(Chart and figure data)
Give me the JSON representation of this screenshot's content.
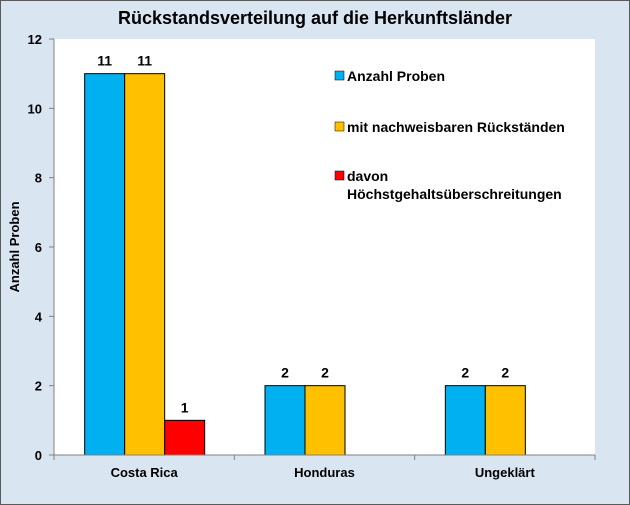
{
  "chart_data": {
    "type": "bar",
    "title": "Rückstandsverteilung auf die Herkunftsländer",
    "xlabel": "",
    "ylabel": "Anzahl Proben",
    "ylim": [
      0,
      12
    ],
    "yticks": [
      0,
      2,
      4,
      6,
      8,
      10,
      12
    ],
    "categories": [
      "Costa Rica",
      "Honduras",
      "Ungeklärt"
    ],
    "series": [
      {
        "name": "Anzahl Proben",
        "values": [
          11,
          2,
          2
        ],
        "color": "#00b0f0"
      },
      {
        "name": "mit nachweisbaren Rückständen",
        "values": [
          11,
          2,
          2
        ],
        "color": "#ffc000"
      },
      {
        "name": "davon Höchstgehaltsüberschreitungen",
        "values": [
          1,
          null,
          null
        ],
        "color": "#ff0000"
      }
    ],
    "legend_lines": [
      [
        "Anzahl Proben"
      ],
      [
        "mit nachweisbaren Rückständen"
      ],
      [
        "davon",
        "Höchstgehaltsüberschreitungen"
      ]
    ],
    "legend_position": "top-right",
    "grid": false,
    "plot_background": "#ffffff",
    "chart_background": "#d9e6f2",
    "bar_border_color": "#000000"
  }
}
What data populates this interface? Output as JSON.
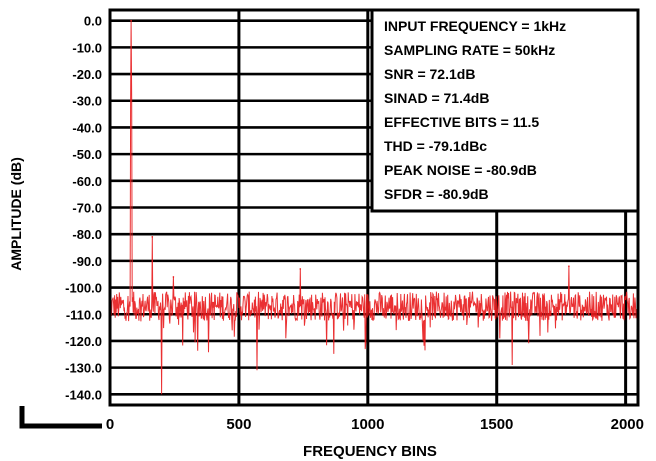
{
  "chart_data": {
    "type": "line",
    "title": "",
    "xlabel": "FREQUENCY BINS",
    "ylabel": "AMPLITUDE (dB)",
    "xlim": [
      0,
      2048
    ],
    "ylim": [
      -144,
      4
    ],
    "x_ticks": [
      0,
      500,
      1000,
      1500,
      2000
    ],
    "x_tick_labels": [
      "0",
      "500",
      "1000",
      "1500",
      "2000"
    ],
    "y_ticks": [
      0,
      -10,
      -20,
      -30,
      -40,
      -50,
      -60,
      -70,
      -80,
      -90,
      -100,
      -110,
      -120,
      -130,
      -140
    ],
    "y_tick_labels": [
      "0.0",
      "-10.0",
      "-20.0",
      "-30.0",
      "-40.0",
      "-50.0",
      "-60.0",
      "-70.0",
      "-80.0",
      "-90.0",
      "-100.0",
      "-110.0",
      "-120.0",
      "-130.0",
      "-140.0"
    ],
    "grid": true,
    "series_color": "#e8191c",
    "noise_floor_db": -105,
    "peaks": [
      {
        "x": 82,
        "y": 0
      },
      {
        "x": 164,
        "y": -81
      },
      {
        "x": 246,
        "y": -96
      },
      {
        "x": 738,
        "y": -93
      },
      {
        "x": 1780,
        "y": -92
      }
    ],
    "dips": [
      {
        "x": 200,
        "y": -140
      },
      {
        "x": 570,
        "y": -131
      },
      {
        "x": 1560,
        "y": -129
      }
    ],
    "annotations": [
      "INPUT FREQUENCY = 1kHz",
      "SAMPLING RATE = 50kHz",
      "SNR = 72.1dB",
      "SINAD = 71.4dB",
      "EFFECTIVE BITS = 11.5",
      "THD = -79.1dBc",
      "PEAK NOISE = -80.9dB",
      "SFDR = -80.9dB"
    ]
  }
}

### INSTRUCTIONS TO FOLLOW
Write out the records above once more, word for word, with no pictures.

### OUTPUT
Give me the JSON representation of this screenshot's content.
{
  "chart_data": {
    "type": "bar",
    "title": "Rückstandsverteilung auf die Herkunftsländer",
    "xlabel": "",
    "ylabel": "Anzahl Proben",
    "ylim": [
      0,
      12
    ],
    "yticks": [
      0,
      2,
      4,
      6,
      8,
      10,
      12
    ],
    "categories": [
      "Costa Rica",
      "Honduras",
      "Ungeklärt"
    ],
    "series": [
      {
        "name": "Anzahl Proben",
        "values": [
          11,
          2,
          2
        ],
        "color": "#00b0f0"
      },
      {
        "name": "mit nachweisbaren Rückständen",
        "values": [
          11,
          2,
          2
        ],
        "color": "#ffc000"
      },
      {
        "name": "davon Höchstgehaltsüberschreitungen",
        "values": [
          1,
          null,
          null
        ],
        "color": "#ff0000"
      }
    ],
    "legend_lines": [
      [
        "Anzahl Proben"
      ],
      [
        "mit nachweisbaren Rückständen"
      ],
      [
        "davon",
        "Höchstgehaltsüberschreitungen"
      ]
    ],
    "legend_position": "top-right",
    "grid": false,
    "plot_background": "#ffffff",
    "chart_background": "#d9e6f2",
    "bar_border_color": "#000000"
  }
}
What data populates this interface? Output as JSON.
{
  "chart_data": {
    "type": "line",
    "title": "",
    "xlabel": "FREQUENCY BINS",
    "ylabel": "AMPLITUDE (dB)",
    "xlim": [
      0,
      2048
    ],
    "ylim": [
      -144,
      4
    ],
    "x_ticks": [
      0,
      500,
      1000,
      1500,
      2000
    ],
    "x_tick_labels": [
      "0",
      "500",
      "1000",
      "1500",
      "2000"
    ],
    "y_ticks": [
      0,
      -10,
      -20,
      -30,
      -40,
      -50,
      -60,
      -70,
      -80,
      -90,
      -100,
      -110,
      -120,
      -130,
      -140
    ],
    "y_tick_labels": [
      "0.0",
      "-10.0",
      "-20.0",
      "-30.0",
      "-40.0",
      "-50.0",
      "-60.0",
      "-70.0",
      "-80.0",
      "-90.0",
      "-100.0",
      "-110.0",
      "-120.0",
      "-130.0",
      "-140.0"
    ],
    "grid": true,
    "series_color": "#e8191c",
    "noise_floor_db": -105,
    "peaks": [
      {
        "x": 82,
        "y": 0
      },
      {
        "x": 164,
        "y": -81
      },
      {
        "x": 246,
        "y": -96
      },
      {
        "x": 738,
        "y": -93
      },
      {
        "x": 1780,
        "y": -92
      }
    ],
    "dips": [
      {
        "x": 200,
        "y": -140
      },
      {
        "x": 570,
        "y": -131
      },
      {
        "x": 1560,
        "y": -129
      }
    ],
    "annotations": [
      "INPUT FREQUENCY = 1kHz",
      "SAMPLING RATE = 50kHz",
      "SNR = 72.1dB",
      "SINAD = 71.4dB",
      "EFFECTIVE BITS = 11.5",
      "THD = -79.1dBc",
      "PEAK NOISE = -80.9dB",
      "SFDR = -80.9dB"
    ]
  }
}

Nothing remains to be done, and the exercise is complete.